Write out the listing below without alteration, omitting its pictures.

>>>

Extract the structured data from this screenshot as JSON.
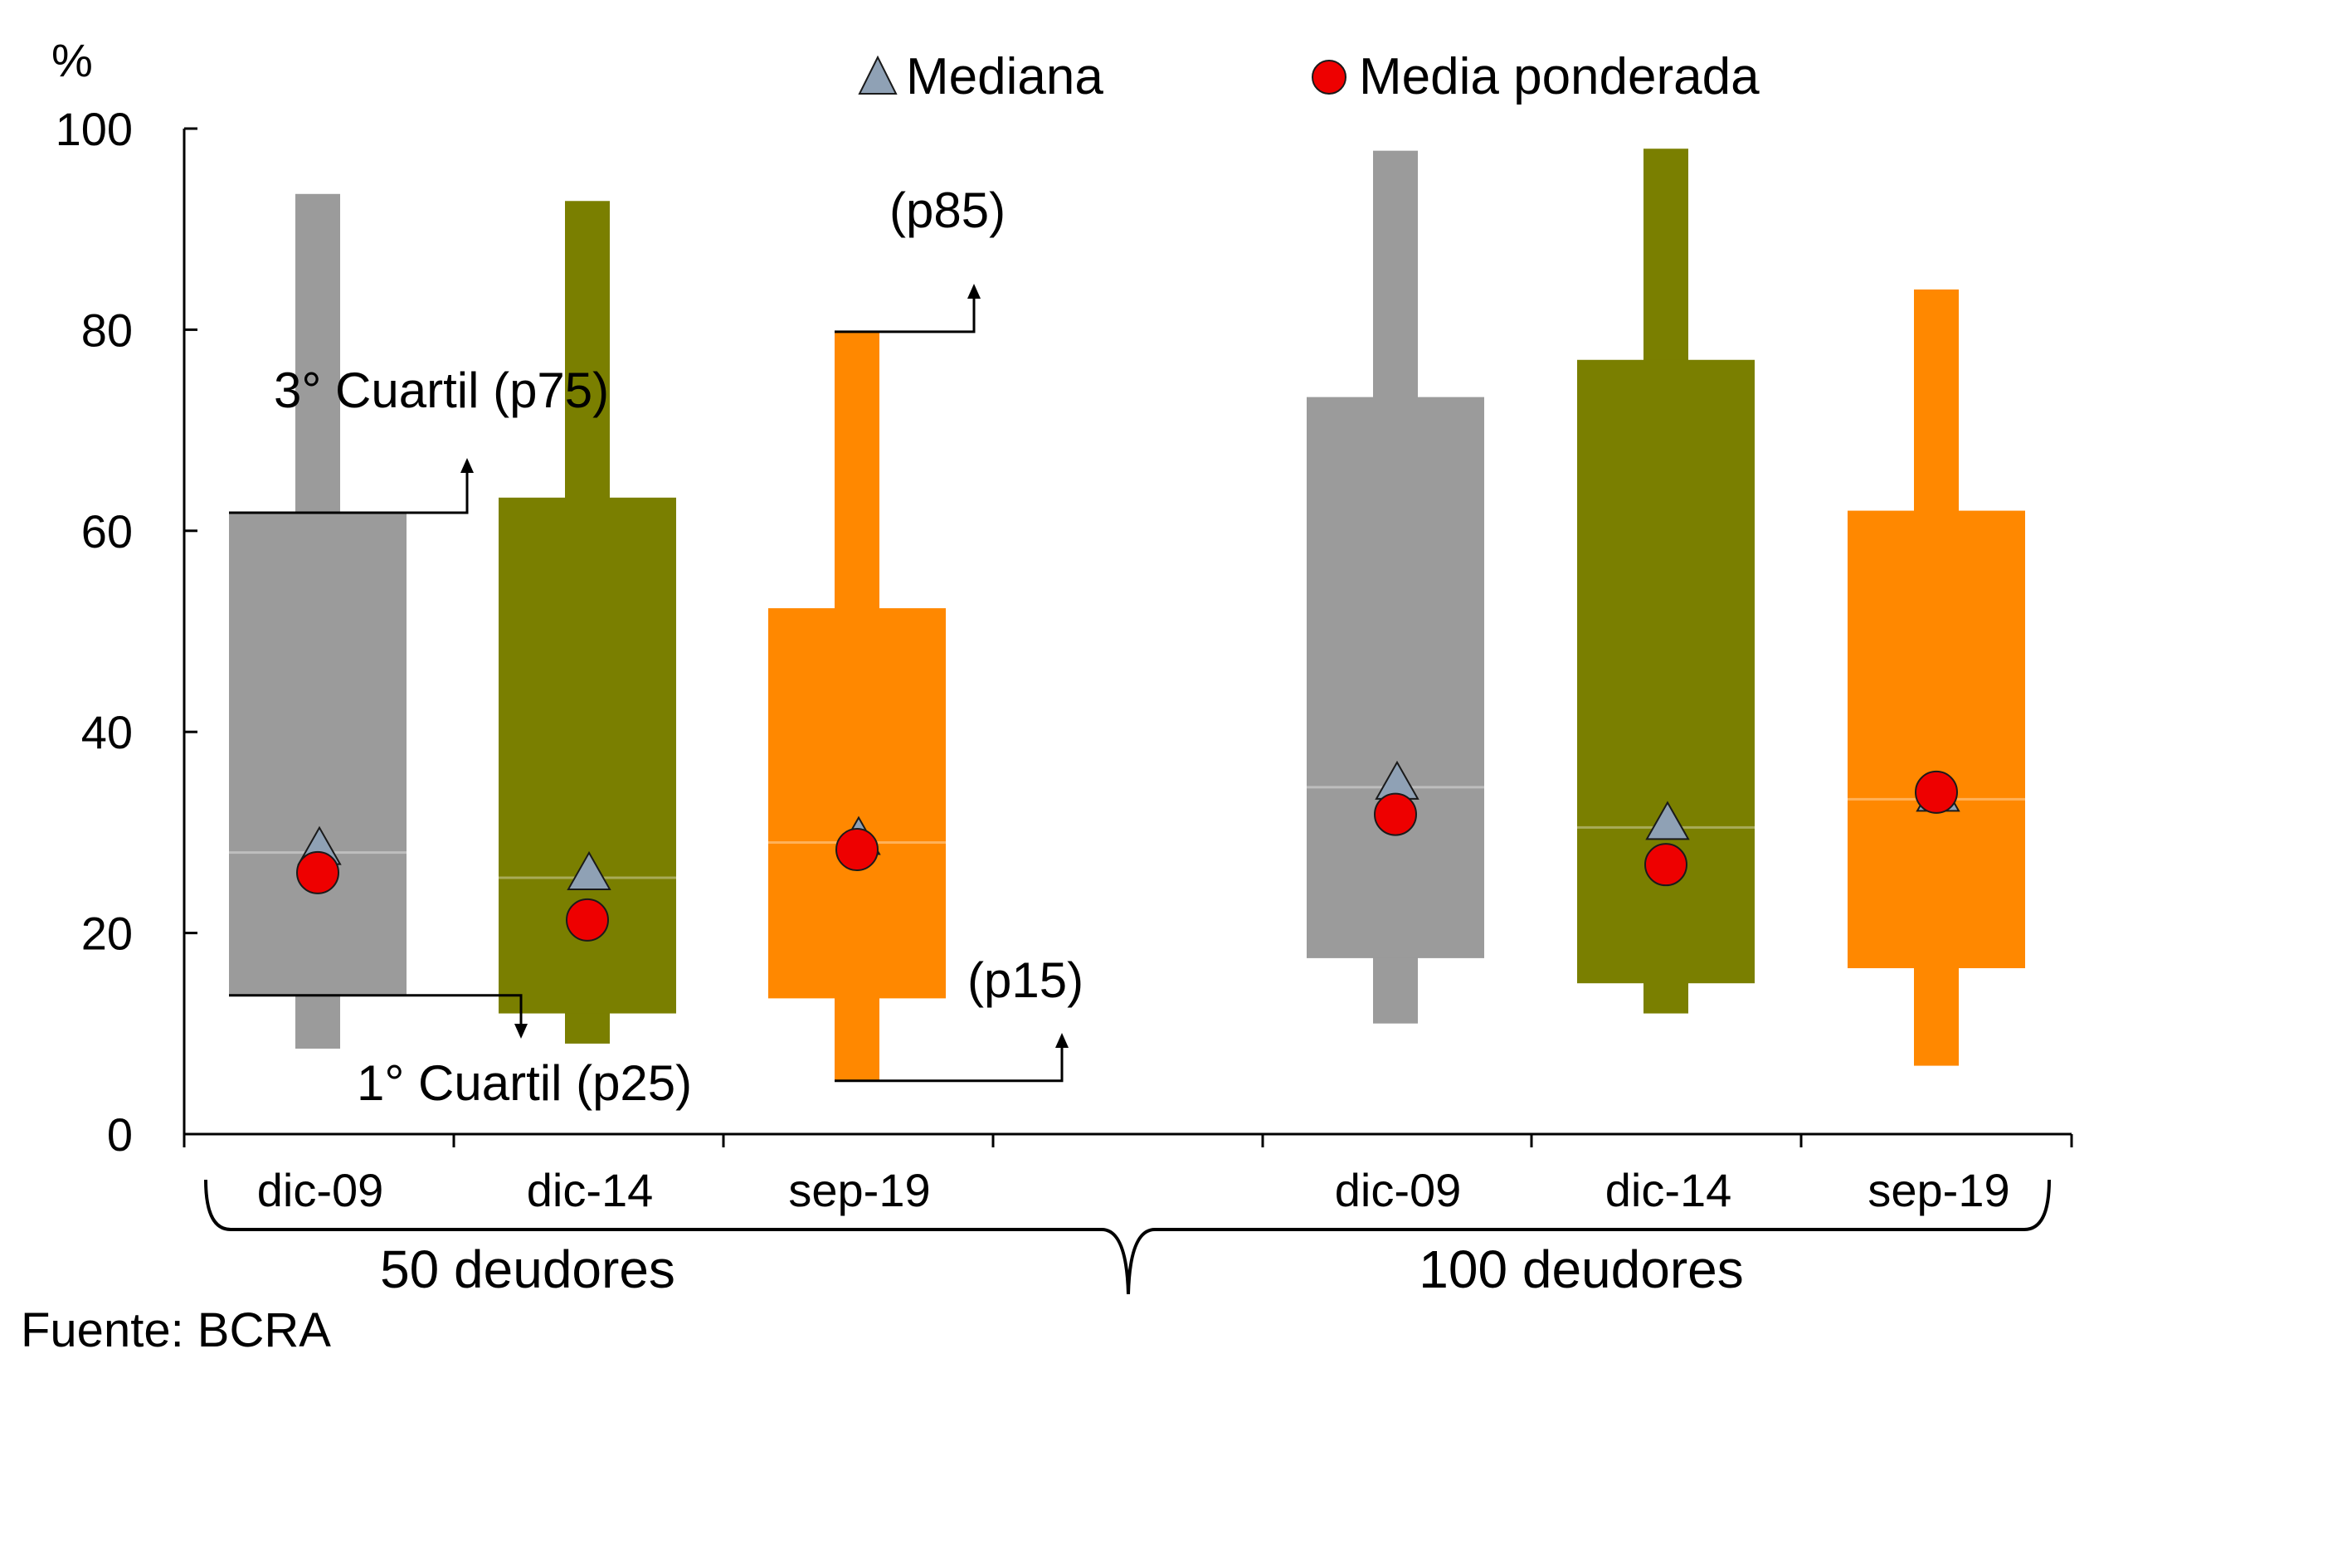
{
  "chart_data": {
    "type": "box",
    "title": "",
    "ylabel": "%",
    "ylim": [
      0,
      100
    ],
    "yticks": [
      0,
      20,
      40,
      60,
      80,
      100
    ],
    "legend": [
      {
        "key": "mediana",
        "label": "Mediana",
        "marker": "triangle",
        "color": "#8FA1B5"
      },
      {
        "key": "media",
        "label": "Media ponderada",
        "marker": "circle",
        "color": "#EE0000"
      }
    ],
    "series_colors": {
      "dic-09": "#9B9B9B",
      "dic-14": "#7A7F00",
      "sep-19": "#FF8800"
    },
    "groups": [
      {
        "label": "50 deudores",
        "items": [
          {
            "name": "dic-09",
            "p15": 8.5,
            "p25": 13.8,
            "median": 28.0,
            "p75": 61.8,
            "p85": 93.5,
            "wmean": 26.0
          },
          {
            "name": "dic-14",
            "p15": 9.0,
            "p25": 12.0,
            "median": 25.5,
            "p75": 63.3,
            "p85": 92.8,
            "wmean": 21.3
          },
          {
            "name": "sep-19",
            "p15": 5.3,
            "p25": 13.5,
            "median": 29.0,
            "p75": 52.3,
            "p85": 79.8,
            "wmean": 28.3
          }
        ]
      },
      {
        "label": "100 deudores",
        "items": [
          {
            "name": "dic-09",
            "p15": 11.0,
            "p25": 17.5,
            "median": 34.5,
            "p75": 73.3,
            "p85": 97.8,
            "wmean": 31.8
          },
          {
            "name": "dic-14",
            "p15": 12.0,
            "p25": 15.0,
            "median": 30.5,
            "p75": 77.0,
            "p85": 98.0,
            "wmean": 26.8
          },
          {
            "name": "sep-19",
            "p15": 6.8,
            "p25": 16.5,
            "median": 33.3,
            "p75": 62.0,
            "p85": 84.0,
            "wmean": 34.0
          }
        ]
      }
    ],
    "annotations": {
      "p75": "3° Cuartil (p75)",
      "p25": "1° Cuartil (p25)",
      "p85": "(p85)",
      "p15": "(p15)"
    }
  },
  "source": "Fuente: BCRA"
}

<<<

◆ ANSWER FOR THE TASK
Extract the structured data from this screenshot as JSON.
{
  "chart_data": {
    "type": "box",
    "title": "",
    "ylabel": "%",
    "ylim": [
      0,
      100
    ],
    "yticks": [
      0,
      20,
      40,
      60,
      80,
      100
    ],
    "legend": [
      {
        "key": "mediana",
        "label": "Mediana",
        "marker": "triangle",
        "color": "#8FA1B5"
      },
      {
        "key": "media",
        "label": "Media ponderada",
        "marker": "circle",
        "color": "#EE0000"
      }
    ],
    "series_colors": {
      "dic-09": "#9B9B9B",
      "dic-14": "#7A7F00",
      "sep-19": "#FF8800"
    },
    "groups": [
      {
        "label": "50 deudores",
        "items": [
          {
            "name": "dic-09",
            "p15": 8.5,
            "p25": 13.8,
            "median": 28.0,
            "p75": 61.8,
            "p85": 93.5,
            "wmean": 26.0
          },
          {
            "name": "dic-14",
            "p15": 9.0,
            "p25": 12.0,
            "median": 25.5,
            "p75": 63.3,
            "p85": 92.8,
            "wmean": 21.3
          },
          {
            "name": "sep-19",
            "p15": 5.3,
            "p25": 13.5,
            "median": 29.0,
            "p75": 52.3,
            "p85": 79.8,
            "wmean": 28.3
          }
        ]
      },
      {
        "label": "100 deudores",
        "items": [
          {
            "name": "dic-09",
            "p15": 11.0,
            "p25": 17.5,
            "median": 34.5,
            "p75": 73.3,
            "p85": 97.8,
            "wmean": 31.8
          },
          {
            "name": "dic-14",
            "p15": 12.0,
            "p25": 15.0,
            "median": 30.5,
            "p75": 77.0,
            "p85": 98.0,
            "wmean": 26.8
          },
          {
            "name": "sep-19",
            "p15": 6.8,
            "p25": 16.5,
            "median": 33.3,
            "p75": 62.0,
            "p85": 84.0,
            "wmean": 34.0
          }
        ]
      }
    ],
    "annotations": {
      "p75": "3° Cuartil (p75)",
      "p25": "1° Cuartil (p25)",
      "p85": "(p85)",
      "p15": "(p15)"
    }
  },
  "source": "Fuente: BCRA"
}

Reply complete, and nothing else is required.